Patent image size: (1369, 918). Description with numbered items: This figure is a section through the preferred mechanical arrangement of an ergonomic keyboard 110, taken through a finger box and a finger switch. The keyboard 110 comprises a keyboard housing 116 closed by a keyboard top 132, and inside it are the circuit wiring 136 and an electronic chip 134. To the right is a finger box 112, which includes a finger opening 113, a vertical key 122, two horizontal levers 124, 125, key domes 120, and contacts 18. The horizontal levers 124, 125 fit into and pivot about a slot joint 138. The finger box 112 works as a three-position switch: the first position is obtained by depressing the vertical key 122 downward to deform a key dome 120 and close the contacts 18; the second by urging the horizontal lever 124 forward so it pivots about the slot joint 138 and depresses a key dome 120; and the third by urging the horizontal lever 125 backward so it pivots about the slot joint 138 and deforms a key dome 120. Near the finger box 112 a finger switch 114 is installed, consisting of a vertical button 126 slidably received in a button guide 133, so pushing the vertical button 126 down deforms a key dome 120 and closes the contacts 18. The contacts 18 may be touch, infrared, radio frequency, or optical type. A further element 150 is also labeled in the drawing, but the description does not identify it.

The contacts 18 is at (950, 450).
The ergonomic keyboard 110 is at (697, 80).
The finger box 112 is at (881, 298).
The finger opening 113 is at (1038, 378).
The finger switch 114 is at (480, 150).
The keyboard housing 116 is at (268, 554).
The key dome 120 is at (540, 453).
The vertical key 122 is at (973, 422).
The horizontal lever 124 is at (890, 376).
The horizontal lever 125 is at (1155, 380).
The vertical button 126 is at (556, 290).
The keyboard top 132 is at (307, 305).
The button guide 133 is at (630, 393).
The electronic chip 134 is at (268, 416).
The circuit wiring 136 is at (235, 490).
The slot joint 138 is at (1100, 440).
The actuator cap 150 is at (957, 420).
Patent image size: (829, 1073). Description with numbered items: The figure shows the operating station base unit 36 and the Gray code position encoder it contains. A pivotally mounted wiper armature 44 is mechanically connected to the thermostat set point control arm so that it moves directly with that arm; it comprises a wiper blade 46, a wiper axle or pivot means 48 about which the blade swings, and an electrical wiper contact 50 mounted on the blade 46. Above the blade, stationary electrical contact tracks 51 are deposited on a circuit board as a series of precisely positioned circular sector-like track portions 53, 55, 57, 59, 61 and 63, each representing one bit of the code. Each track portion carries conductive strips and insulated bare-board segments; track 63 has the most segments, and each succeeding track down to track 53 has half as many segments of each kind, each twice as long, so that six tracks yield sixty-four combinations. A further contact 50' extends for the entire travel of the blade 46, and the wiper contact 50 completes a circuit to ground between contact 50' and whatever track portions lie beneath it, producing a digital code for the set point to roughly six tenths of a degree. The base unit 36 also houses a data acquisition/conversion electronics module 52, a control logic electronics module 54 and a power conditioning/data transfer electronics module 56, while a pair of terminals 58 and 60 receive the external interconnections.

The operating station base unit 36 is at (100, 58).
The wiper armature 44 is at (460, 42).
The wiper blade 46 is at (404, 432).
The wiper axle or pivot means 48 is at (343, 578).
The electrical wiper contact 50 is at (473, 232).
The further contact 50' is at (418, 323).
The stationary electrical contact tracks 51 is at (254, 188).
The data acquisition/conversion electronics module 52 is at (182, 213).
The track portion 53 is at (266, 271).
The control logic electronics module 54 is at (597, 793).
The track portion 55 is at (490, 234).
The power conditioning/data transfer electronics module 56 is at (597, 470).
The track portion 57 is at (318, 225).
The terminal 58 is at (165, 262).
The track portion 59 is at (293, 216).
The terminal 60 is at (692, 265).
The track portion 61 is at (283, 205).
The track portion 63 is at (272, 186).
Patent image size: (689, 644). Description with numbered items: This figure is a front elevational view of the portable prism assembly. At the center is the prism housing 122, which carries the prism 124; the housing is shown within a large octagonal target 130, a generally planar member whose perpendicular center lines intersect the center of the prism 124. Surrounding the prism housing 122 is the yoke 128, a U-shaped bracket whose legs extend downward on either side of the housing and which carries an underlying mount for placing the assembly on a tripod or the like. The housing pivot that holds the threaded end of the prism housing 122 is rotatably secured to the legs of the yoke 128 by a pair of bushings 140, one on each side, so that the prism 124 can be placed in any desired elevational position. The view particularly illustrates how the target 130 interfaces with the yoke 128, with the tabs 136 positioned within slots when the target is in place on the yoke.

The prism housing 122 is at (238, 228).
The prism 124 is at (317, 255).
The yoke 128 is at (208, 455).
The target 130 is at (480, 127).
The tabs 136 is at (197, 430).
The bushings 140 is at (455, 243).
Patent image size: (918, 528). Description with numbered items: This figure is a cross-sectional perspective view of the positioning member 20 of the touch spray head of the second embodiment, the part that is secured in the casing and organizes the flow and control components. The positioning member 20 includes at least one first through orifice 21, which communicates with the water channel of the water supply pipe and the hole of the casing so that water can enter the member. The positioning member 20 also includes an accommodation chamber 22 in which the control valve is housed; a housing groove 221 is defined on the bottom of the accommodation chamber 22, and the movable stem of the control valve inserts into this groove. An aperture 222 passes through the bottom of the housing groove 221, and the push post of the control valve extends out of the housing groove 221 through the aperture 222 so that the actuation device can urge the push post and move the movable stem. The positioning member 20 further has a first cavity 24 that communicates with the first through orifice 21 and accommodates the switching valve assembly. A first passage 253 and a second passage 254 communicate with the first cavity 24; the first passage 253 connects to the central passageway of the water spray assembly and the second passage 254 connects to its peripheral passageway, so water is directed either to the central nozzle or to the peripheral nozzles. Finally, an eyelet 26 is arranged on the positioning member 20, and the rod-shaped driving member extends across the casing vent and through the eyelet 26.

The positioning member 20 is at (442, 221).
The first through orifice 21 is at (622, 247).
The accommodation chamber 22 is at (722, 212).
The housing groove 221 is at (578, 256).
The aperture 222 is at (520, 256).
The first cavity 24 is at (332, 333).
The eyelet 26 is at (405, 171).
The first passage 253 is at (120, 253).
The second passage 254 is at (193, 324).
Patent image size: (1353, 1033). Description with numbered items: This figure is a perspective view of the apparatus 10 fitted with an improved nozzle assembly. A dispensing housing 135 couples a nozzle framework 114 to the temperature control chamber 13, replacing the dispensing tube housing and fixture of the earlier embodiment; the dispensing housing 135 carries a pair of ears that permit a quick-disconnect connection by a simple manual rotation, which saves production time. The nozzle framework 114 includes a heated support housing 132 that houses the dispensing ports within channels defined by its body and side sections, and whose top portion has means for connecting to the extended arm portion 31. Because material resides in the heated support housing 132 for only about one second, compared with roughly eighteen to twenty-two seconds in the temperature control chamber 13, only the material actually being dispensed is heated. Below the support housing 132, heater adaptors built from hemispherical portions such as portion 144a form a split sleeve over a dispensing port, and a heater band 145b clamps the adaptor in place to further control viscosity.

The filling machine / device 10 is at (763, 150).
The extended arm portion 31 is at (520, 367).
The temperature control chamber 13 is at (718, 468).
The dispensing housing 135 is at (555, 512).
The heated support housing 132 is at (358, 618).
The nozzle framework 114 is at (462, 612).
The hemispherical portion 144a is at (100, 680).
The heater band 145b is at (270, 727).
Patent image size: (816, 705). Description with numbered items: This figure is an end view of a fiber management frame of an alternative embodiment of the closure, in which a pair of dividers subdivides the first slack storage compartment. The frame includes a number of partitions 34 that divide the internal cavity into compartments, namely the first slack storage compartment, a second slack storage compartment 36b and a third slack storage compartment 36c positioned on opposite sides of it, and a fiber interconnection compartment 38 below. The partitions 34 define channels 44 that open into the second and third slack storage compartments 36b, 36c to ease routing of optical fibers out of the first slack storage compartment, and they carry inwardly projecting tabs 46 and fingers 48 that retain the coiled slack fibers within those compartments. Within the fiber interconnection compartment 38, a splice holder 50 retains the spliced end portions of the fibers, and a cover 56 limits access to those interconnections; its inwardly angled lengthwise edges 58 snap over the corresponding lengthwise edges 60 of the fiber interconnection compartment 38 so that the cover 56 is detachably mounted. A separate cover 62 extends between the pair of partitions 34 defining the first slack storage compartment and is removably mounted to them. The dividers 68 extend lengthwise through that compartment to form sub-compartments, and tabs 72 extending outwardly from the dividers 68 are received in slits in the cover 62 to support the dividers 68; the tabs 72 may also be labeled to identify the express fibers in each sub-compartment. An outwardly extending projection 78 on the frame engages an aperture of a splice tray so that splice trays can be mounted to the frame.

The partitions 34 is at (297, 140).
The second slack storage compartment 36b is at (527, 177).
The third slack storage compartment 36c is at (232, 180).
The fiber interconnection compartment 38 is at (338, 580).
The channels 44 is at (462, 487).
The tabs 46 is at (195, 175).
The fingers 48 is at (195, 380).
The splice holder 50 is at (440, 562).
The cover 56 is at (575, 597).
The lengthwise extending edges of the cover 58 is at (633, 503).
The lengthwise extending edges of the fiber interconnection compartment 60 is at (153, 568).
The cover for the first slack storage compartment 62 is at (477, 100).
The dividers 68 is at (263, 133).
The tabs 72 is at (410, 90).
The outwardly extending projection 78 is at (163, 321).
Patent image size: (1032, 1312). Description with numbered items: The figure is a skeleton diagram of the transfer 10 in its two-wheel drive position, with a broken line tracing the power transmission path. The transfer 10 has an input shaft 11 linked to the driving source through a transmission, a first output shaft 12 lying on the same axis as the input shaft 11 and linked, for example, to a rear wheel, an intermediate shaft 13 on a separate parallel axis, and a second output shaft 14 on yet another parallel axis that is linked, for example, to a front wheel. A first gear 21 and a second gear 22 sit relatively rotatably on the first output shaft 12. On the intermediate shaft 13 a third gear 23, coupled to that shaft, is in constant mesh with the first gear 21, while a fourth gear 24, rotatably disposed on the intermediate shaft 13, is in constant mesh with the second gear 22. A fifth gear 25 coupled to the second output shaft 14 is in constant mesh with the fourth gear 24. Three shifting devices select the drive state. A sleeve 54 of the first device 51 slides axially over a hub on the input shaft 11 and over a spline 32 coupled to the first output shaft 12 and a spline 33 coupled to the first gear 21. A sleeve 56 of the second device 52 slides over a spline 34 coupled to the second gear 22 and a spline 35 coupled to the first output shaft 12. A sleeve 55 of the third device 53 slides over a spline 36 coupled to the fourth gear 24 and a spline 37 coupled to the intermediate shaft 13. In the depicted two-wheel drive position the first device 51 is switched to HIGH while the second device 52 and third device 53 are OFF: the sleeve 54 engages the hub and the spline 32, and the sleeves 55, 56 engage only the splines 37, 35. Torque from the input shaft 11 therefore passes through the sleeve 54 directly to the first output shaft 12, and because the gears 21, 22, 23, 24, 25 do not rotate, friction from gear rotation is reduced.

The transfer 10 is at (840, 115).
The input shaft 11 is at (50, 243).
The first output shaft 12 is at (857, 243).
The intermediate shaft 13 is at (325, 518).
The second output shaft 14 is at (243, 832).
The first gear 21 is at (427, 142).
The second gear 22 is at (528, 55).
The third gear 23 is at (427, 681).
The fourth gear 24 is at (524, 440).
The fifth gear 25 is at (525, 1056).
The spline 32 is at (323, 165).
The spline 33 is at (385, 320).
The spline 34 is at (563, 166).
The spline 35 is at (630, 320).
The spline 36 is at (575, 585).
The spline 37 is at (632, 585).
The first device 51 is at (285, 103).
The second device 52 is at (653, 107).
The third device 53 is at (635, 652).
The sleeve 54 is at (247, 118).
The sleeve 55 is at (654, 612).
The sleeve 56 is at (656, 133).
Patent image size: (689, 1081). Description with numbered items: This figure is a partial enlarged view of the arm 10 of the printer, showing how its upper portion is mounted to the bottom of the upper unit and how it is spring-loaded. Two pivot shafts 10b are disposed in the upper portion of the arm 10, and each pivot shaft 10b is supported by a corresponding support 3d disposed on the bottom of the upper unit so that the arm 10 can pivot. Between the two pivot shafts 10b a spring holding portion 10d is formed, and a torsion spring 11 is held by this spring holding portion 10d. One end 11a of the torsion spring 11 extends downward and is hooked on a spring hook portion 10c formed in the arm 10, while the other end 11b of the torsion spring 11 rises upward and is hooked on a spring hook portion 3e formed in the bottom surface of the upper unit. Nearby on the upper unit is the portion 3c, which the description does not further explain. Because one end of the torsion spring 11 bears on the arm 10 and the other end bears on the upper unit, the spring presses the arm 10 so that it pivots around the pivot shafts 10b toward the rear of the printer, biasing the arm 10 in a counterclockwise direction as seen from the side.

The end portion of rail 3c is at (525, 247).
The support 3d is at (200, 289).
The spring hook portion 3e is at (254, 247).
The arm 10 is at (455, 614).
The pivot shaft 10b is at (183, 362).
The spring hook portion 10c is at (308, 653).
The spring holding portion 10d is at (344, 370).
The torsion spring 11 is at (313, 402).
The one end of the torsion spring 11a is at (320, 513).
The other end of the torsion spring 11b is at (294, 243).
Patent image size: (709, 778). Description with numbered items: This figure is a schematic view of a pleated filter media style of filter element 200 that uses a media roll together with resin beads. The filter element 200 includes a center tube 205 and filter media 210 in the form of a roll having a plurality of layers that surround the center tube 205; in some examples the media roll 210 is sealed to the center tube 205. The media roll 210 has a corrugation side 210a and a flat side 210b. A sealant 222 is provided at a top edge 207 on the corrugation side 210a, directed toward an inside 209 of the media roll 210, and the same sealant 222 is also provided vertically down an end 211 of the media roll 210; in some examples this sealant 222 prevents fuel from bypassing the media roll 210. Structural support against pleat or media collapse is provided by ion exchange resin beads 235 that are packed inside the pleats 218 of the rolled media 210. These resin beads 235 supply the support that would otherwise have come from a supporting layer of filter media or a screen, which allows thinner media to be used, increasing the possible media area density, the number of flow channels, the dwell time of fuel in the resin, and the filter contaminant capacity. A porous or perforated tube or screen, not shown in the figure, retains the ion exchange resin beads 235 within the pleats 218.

### [Aim of the exercise]
Rewrite the data from the line with "Patent image size: (918, 528)." up to and including the line with "The first passage 253 is at (120, 253).", changing "touch spray head" to "push spray head" and leaving everything else unchanged.

### [Response to this exercise]
Patent image size: (918, 528). Description with numbered items: This figure is a cross-sectional perspective view of the positioning member 20 of the push spray head of the second embodiment, the part that is secured in the casing and organizes the flow and control components. The positioning member 20 includes at least one first through orifice 21, which communicates with the water channel of the water supply pipe and the hole of the casing so that water can enter the member. The positioning member 20 also includes an accommodation chamber 22 in which the control valve is housed; a housing groove 221 is defined on the bottom of the accommodation chamber 22, and the movable stem of the control valve inserts into this groove. An aperture 222 passes through the bottom of the housing groove 221, and the push post of the control valve extends out of the housing groove 221 through the aperture 222 so that the actuation device can urge the push post and move the movable stem. The positioning member 20 further has a first cavity 24 that communicates with the first through orifice 21 and accommodates the switching valve assembly. A first passage 253 and a second passage 254 communicate with the first cavity 24; the first passage 253 connects to the central passageway of the water spray assembly and the second passage 254 connects to its peripheral passageway, so water is directed either to the central nozzle or to the peripheral nozzles. Finally, an eyelet 26 is arranged on the positioning member 20, and the rod-shaped driving member extends across the casing vent and through the eyelet 26.

The positioning member 20 is at (442, 221).
The first through orifice 21 is at (622, 247).
The accommodation chamber 22 is at (722, 212).
The housing groove 221 is at (578, 256).
The aperture 222 is at (520, 256).
The first cavity 24 is at (332, 333).
The eyelet 26 is at (405, 171).
The first passage 253 is at (120, 253).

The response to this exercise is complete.